Search the records for "second" and copy each line that holds it.

■ Records from a collection ■
-.-.-

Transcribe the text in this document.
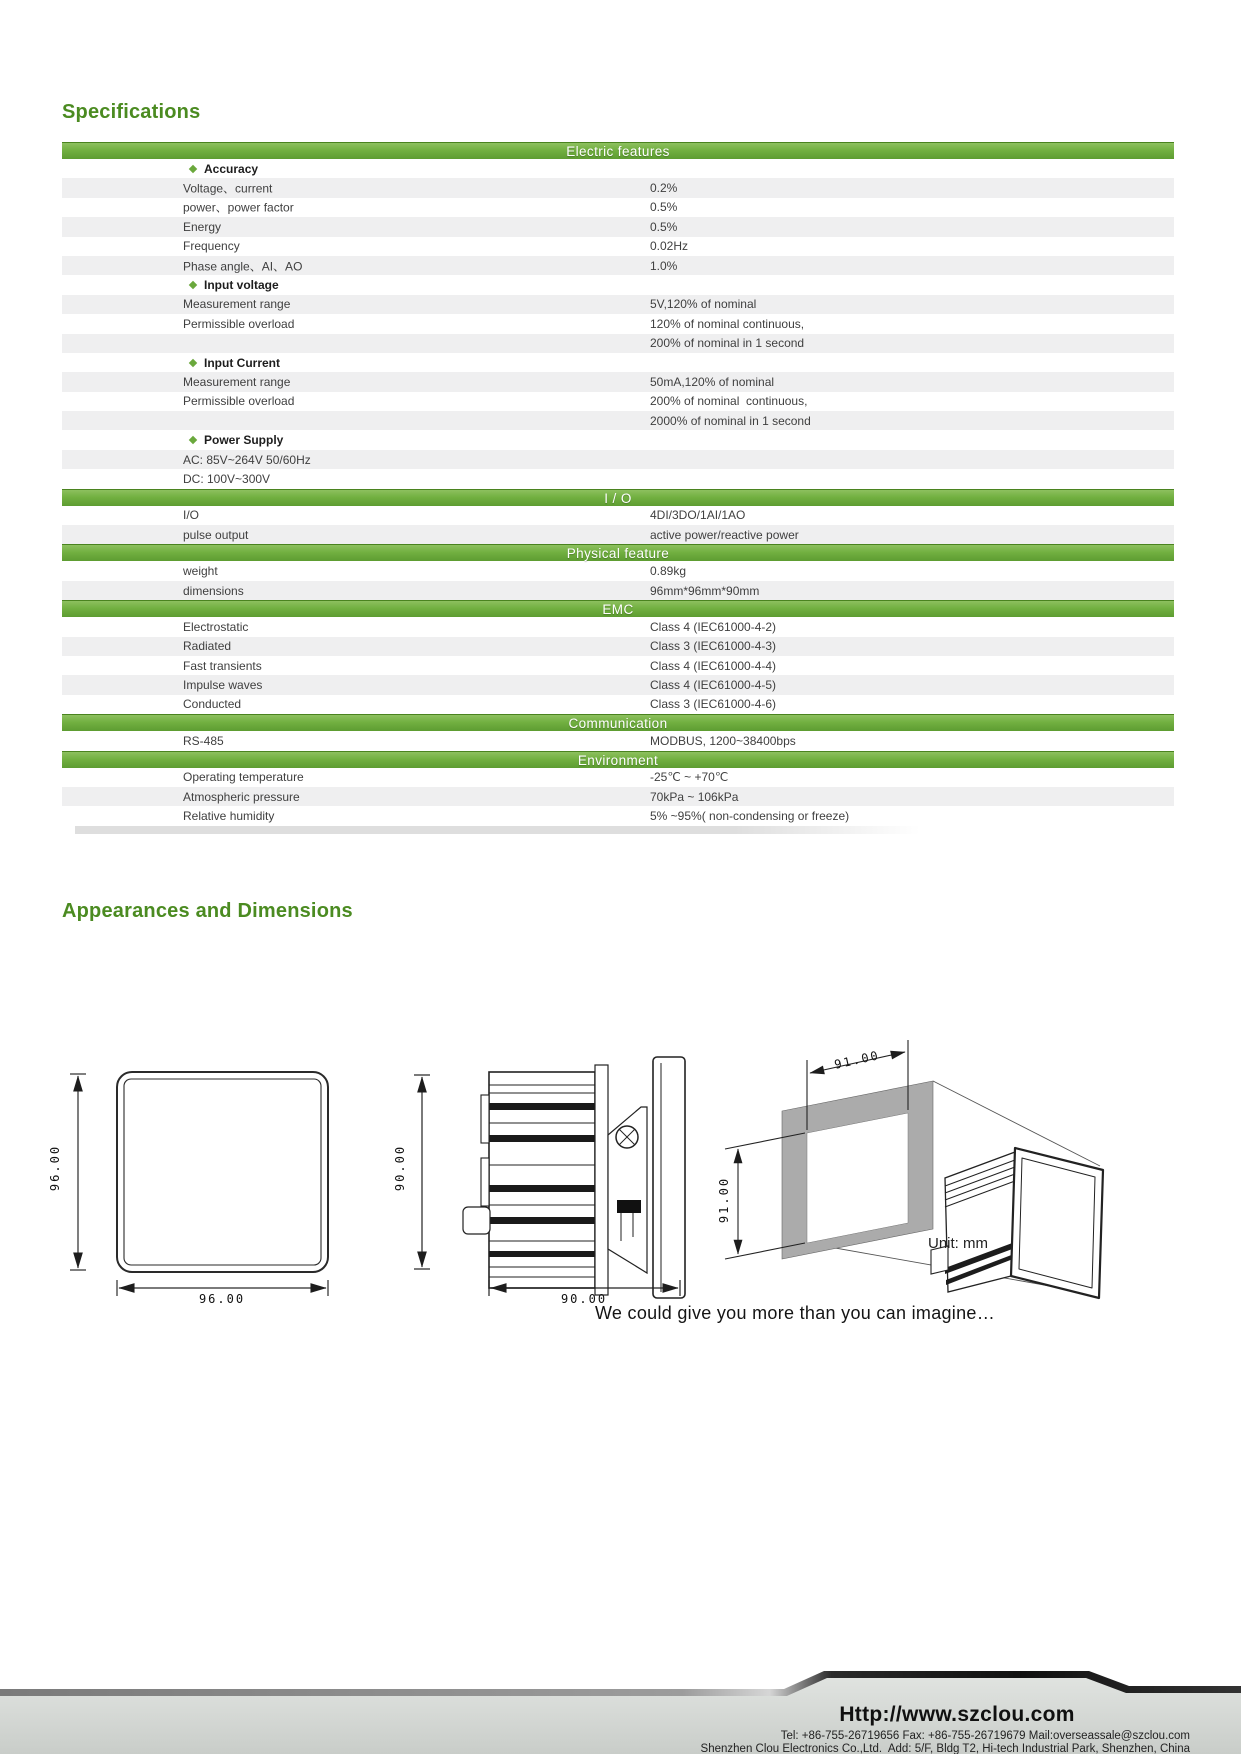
Specifications
Electric features
Accuracy
Voltage、current	0.2%
power、power factor	0.5%
Energy	0.5%
Frequency	0.02Hz
Phase angle、AI、AO	1.0%
Input voltage
Measurement range	5V,120% of nominal
Permissible overload	120% of nominal continuous,
200% of nominal in 1 second
Input Current
Measurement range	50mA,120% of nominal
Permissible overload	200% of nominal  continuous,
2000% of nominal in 1 second
Power Supply
AC: 85V~264V 50/60Hz
DC: 100V~300V
I / O
I/O	4DI/3DO/1AI/1AO
pulse output	active power/reactive power
Physical feature
weight	0.89kg
dimensions	96mm*96mm*90mm
EMC
Electrostatic	Class 4 (IEC61000-4-2)
Radiated	Class 3 (IEC61000-4-3)
Fast transients	Class 4 (IEC61000-4-4)
Impulse waves	Class 4 (IEC61000-4-5)
Conducted	Class 3 (IEC61000-4-6)
Communication
RS-485	MODBUS, 1200~38400bps
Environment
Operating temperature	-25℃ ~ +70℃
Atmospheric pressure	70kPa ~ 106kPa
Relative humidity	5% ~95%( non-condensing or freeze)
Appearances and Dimensions
96.00
96.00
90.00
90.00
91.00
91.00
Unit: mm
We could give you more than you can imagine…
Http://www.szclou.com
Tel: +86-755-26719656 Fax: +86-755-26719679 Mail:overseassale@szclou.com
Shenzhen Clou Electronics Co.,Ltd.  Add: 5/F, Bldg T2, Hi-tech Industrial Park, Shenzhen, China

-.-.-

■ Correct response ■
200% of nominal in 1 second
2000% of nominal in 1 second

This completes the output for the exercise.